**Request:**
Could you print each of the entries below verbatim, with nothing changed?

################

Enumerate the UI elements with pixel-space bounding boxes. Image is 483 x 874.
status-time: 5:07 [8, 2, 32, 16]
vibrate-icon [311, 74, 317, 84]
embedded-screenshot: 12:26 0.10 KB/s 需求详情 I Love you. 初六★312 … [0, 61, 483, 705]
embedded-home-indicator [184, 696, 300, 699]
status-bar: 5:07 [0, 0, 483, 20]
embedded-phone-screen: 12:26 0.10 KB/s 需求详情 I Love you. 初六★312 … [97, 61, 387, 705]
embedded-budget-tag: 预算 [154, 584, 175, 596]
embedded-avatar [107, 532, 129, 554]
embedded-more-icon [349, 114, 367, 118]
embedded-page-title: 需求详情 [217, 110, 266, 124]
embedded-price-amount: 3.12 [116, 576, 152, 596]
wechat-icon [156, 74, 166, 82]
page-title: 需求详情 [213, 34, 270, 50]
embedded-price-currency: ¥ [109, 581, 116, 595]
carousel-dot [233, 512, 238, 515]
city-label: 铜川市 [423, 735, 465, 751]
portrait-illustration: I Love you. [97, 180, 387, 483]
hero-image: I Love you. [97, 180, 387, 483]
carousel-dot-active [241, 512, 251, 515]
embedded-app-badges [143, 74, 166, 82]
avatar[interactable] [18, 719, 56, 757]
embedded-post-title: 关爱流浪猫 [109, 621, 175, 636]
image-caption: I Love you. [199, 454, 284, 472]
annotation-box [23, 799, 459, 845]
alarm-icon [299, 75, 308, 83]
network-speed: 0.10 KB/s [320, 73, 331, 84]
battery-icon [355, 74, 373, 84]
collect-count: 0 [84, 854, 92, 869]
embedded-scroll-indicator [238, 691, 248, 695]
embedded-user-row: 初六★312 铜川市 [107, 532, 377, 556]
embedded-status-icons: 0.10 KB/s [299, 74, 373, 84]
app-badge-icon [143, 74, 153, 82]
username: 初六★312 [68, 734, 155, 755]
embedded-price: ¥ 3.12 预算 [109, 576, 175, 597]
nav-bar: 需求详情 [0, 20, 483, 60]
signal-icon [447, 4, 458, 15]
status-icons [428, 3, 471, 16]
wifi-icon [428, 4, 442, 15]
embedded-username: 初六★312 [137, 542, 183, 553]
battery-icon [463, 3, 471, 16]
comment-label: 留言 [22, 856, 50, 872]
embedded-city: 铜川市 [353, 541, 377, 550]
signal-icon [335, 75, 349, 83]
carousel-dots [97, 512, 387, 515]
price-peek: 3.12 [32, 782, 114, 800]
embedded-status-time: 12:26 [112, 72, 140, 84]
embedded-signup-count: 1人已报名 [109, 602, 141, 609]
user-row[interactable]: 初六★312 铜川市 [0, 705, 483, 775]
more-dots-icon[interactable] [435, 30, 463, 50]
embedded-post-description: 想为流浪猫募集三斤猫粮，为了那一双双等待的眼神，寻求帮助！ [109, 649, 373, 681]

################

**Response for this exercise:**
Enumerate the UI elements with pixel-space bounding boxes. Image is 483 x 874.
status-time: 5:07 [8, 2, 32, 16]
vibrate-icon [311, 74, 317, 84]
embedded-screenshot: 12:26 0.10 KB/s 需求详情 I Love you. 初六★312 … [0, 61, 483, 705]
embedded-home-indicator [184, 696, 300, 699]
status-bar: 5:07 [0, 0, 483, 20]
embedded-phone-screen: 12:26 0.10 KB/s 需求详情 I Love you. 初六★312 … [97, 61, 387, 705]
embedded-budget-tag: 预算 [154, 584, 175, 596]
embedded-avatar [107, 532, 129, 554]
embedded-more-icon [349, 114, 367, 118]
embedded-page-title: 需求详情 [217, 110, 266, 124]
embedded-price-amount: 3.12 [116, 576, 152, 596]
wechat-icon [156, 74, 166, 82]
page-title: 需求详情 [213, 34, 270, 50]
embedded-price-currency: ¥ [109, 581, 116, 595]
carousel-dot [233, 512, 238, 515]
city-label: 铜川市 [423, 735, 465, 751]
portrait-illustration: I Love you. [97, 180, 387, 483]
hero-image: I Love you. [97, 180, 387, 483]
carousel-dot-active [241, 512, 251, 515]
embedded-app-badges [143, 74, 166, 82]
avatar[interactable] [18, 719, 56, 757]
embedded-post-title: 关爱流浪猫 [109, 621, 175, 636]
image-caption: I Love you. [199, 454, 284, 472]
annotation-box [23, 799, 459, 845]
alarm-icon [299, 75, 308, 83]
network-speed: 0.10 KB/s [320, 73, 331, 84]
battery-icon [355, 74, 373, 84]
collect-count: 0 [84, 854, 92, 869]
embedded-scroll-indicator [238, 691, 248, 695]
embedded-user-row: 初六★312 铜川市 [107, 532, 377, 556]
embedded-status-icons: 0.10 KB/s [299, 74, 373, 84]
app-badge-icon [143, 74, 153, 82]
username: 初六★312 [68, 734, 155, 755]
embedded-price: ¥ 3.12 预算 [109, 576, 175, 597]
nav-bar: 需求详情 [0, 20, 483, 60]
signal-icon [447, 4, 458, 15]
status-icons [428, 3, 471, 16]
wifi-icon [428, 4, 442, 15]
embedded-username: 初六★312 [137, 542, 183, 553]
battery-icon [463, 3, 471, 16]
comment-label: 留言 [22, 856, 50, 872]
embedded-city: 铜川市 [353, 541, 377, 550]
signal-icon [335, 75, 349, 83]
carousel-dots [97, 512, 387, 515]
price-peek: 3.12 [32, 782, 114, 800]
embedded-status-time: 12:26 [112, 72, 140, 84]
embedded-signup-count: 1人已报名 [109, 602, 141, 609]
user-row[interactable]: 初六★312 铜川市 [0, 705, 483, 775]
more-dots-icon[interactable] [435, 30, 463, 50]
embedded-post-description: 想为流浪猫募集三斤猫粮，为了那一双双等待的眼神，寻求帮助！ [109, 649, 373, 681]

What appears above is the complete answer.